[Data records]
========
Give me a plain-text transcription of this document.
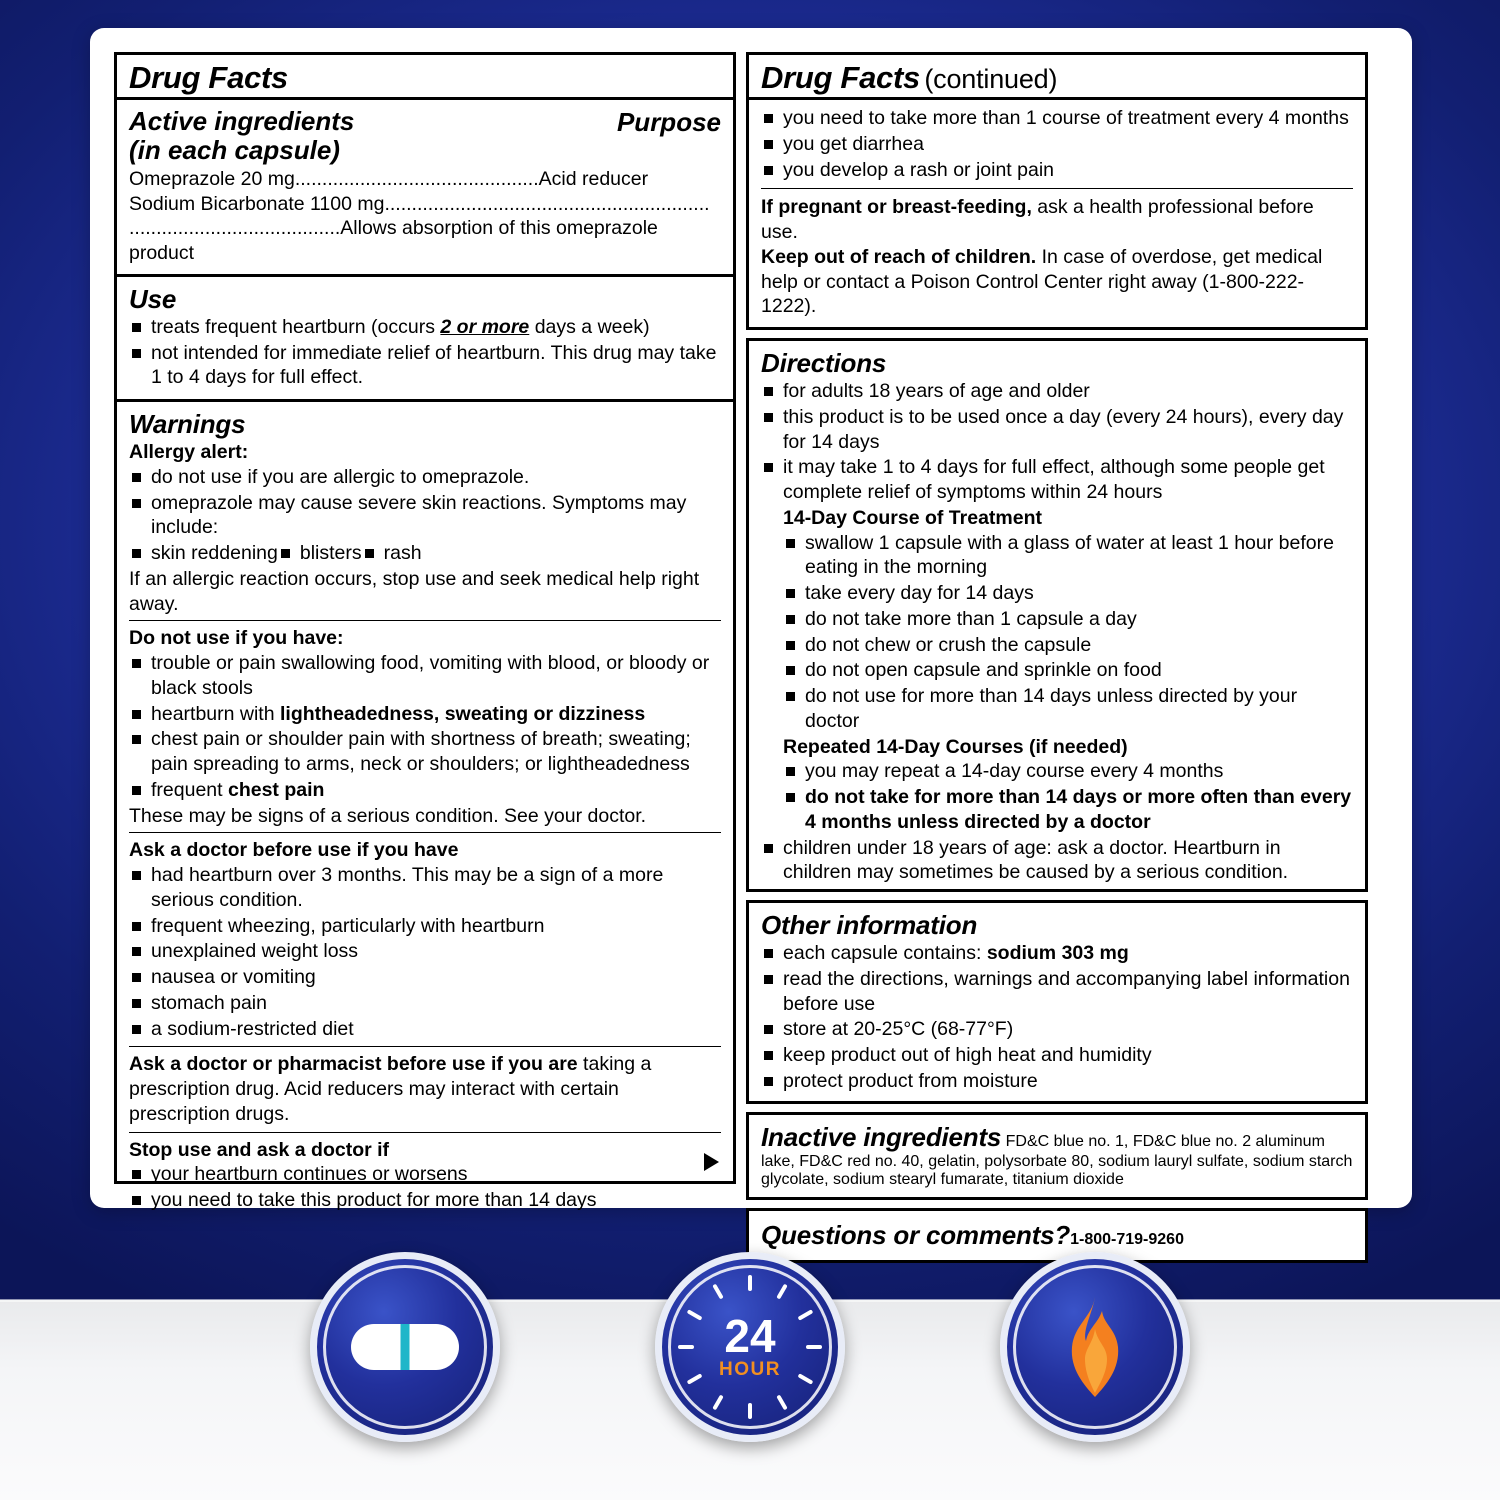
Drug Facts
Active ingredients
(in each capsule)
Purpose
Omeprazole 20 mg.............................................Acid reducer
Sodium Bicarbonate 1100 mg............................................................
.......................................Allows absorption of this omeprazole product
Use
treats frequent heartburn (occurs 2 or more days a week)
not intended for immediate relief of heartburn. This drug may take 1 to 4 days for full effect.
Warnings
Allergy alert:
do not use if you are allergic to omeprazole.
omeprazole may cause severe skin reactions. Symptoms may include:
skin reddening	blisters	rash
If an allergic reaction occurs, stop use and seek medical help right away.
Do not use if you have:
trouble or pain swallowing food, vomiting with blood, or bloody or black stools
heartburn with lightheadedness, sweating or dizziness
chest pain or shoulder pain with shortness of breath; sweating; pain spreading to arms, neck or shoulders; or lightheadedness
frequent chest pain
These may be signs of a serious condition. See your doctor.
Ask a doctor before use if you have
had heartburn over 3 months. This may be a sign of a more serious condition.
frequent wheezing, particularly with heartburn
unexplained weight loss
nausea or vomiting
stomach pain
a sodium-restricted diet
Ask a doctor or pharmacist before use if you are taking a prescription drug. Acid reducers may interact with certain prescription drugs.
Stop use and ask a doctor if
your heartburn continues or worsens
you need to take this product for more than 14 days
Drug Facts (continued)
you need to take more than 1 course of treatment every 4 months
you get diarrhea
you develop a rash or joint pain
If pregnant or breast-feeding, ask a health professional before use.
Keep out of reach of children. In case of overdose, get medical help or contact a Poison Control Center right away (1-800-222-1222).
Directions
for adults 18 years of age and older
this product is to be used once a day (every 24 hours), every day for 14 days
it may take 1 to 4 days for full effect, although some people get complete relief of symptoms within 24 hours
14-Day Course of Treatment
swallow 1 capsule with a glass of water at least 1 hour before eating in the morning
take every day for 14 days
do not take more than 1 capsule a day
do not chew or crush the capsule
do not open capsule and sprinkle on food
do not use for more than 14 days unless directed by your doctor
Repeated 14-Day Courses (if needed)
you may repeat a 14-day course every 4 months
do not take for more than 14 days or more often than every 4 months unless directed by a doctor
children under 18 years of age: ask a doctor. Heartburn in children may sometimes be caused by a serious condition.
Other information
each capsule contains: sodium 303 mg
read the directions, warnings and accompanying label information before use
store at 20-25°C (68-77°F)
keep product out of high heat and humidity
protect product from moisture
Inactive ingredients FD&C blue no. 1, FD&C blue no. 2 aluminum lake, FD&C red no. 40, gelatin, polysorbate 80, sodium lauryl sulfate, sodium starch glycolate, sodium stearyl fumarate, titanium dioxide
Questions or comments?1-800-719-9260
24
HOUR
========
> WHAT YOU HAVE TO DO
Without the pictures, restate all of the entries above verbatim.

> RESULT BELOW
Give me a plain-text transcription of this document.
Drug Facts
Active ingredients
(in each capsule)
Purpose
Omeprazole 20 mg.............................................Acid reducer
Sodium Bicarbonate 1100 mg............................................................
.......................................Allows absorption of this omeprazole product
Use
treats frequent heartburn (occurs 2 or more days a week)
not intended for immediate relief of heartburn. This drug may take 1 to 4 days for full effect.
Warnings
Allergy alert:
do not use if you are allergic to omeprazole.
omeprazole may cause severe skin reactions. Symptoms may include:
skin reddening	blisters	rash
If an allergic reaction occurs, stop use and seek medical help right away.
Do not use if you have:
trouble or pain swallowing food, vomiting with blood, or bloody or black stools
heartburn with lightheadedness, sweating or dizziness
chest pain or shoulder pain with shortness of breath; sweating; pain spreading to arms, neck or shoulders; or lightheadedness
frequent chest pain
These may be signs of a serious condition. See your doctor.
Ask a doctor before use if you have
had heartburn over 3 months. This may be a sign of a more serious condition.
frequent wheezing, particularly with heartburn
unexplained weight loss
nausea or vomiting
stomach pain
a sodium-restricted diet
Ask a doctor or pharmacist before use if you are taking a prescription drug. Acid reducers may interact with certain prescription drugs.
Stop use and ask a doctor if
your heartburn continues or worsens
you need to take this product for more than 14 days
Drug Facts (continued)
you need to take more than 1 course of treatment every 4 months
you get diarrhea
you develop a rash or joint pain
If pregnant or breast-feeding, ask a health professional before use.
Keep out of reach of children. In case of overdose, get medical help or contact a Poison Control Center right away (1-800-222-1222).
Directions
for adults 18 years of age and older
this product is to be used once a day (every 24 hours), every day for 14 days
it may take 1 to 4 days for full effect, although some people get complete relief of symptoms within 24 hours
14-Day Course of Treatment
swallow 1 capsule with a glass of water at least 1 hour before eating in the morning
take every day for 14 days
do not take more than 1 capsule a day
do not chew or crush the capsule
do not open capsule and sprinkle on food
do not use for more than 14 days unless directed by your doctor
Repeated 14-Day Courses (if needed)
you may repeat a 14-day course every 4 months
do not take for more than 14 days or more often than every 4 months unless directed by a doctor
children under 18 years of age: ask a doctor. Heartburn in children may sometimes be caused by a serious condition.
Other information
each capsule contains: sodium 303 mg
read the directions, warnings and accompanying label information before use
store at 20-25°C (68-77°F)
keep product out of high heat and humidity
protect product from moisture
Inactive ingredients FD&C blue no. 1, FD&C blue no. 2 aluminum lake, FD&C red no. 40, gelatin, polysorbate 80, sodium lauryl sulfate, sodium starch glycolate, sodium stearyl fumarate, titanium dioxide
Questions or comments?1-800-719-9260
24
HOUR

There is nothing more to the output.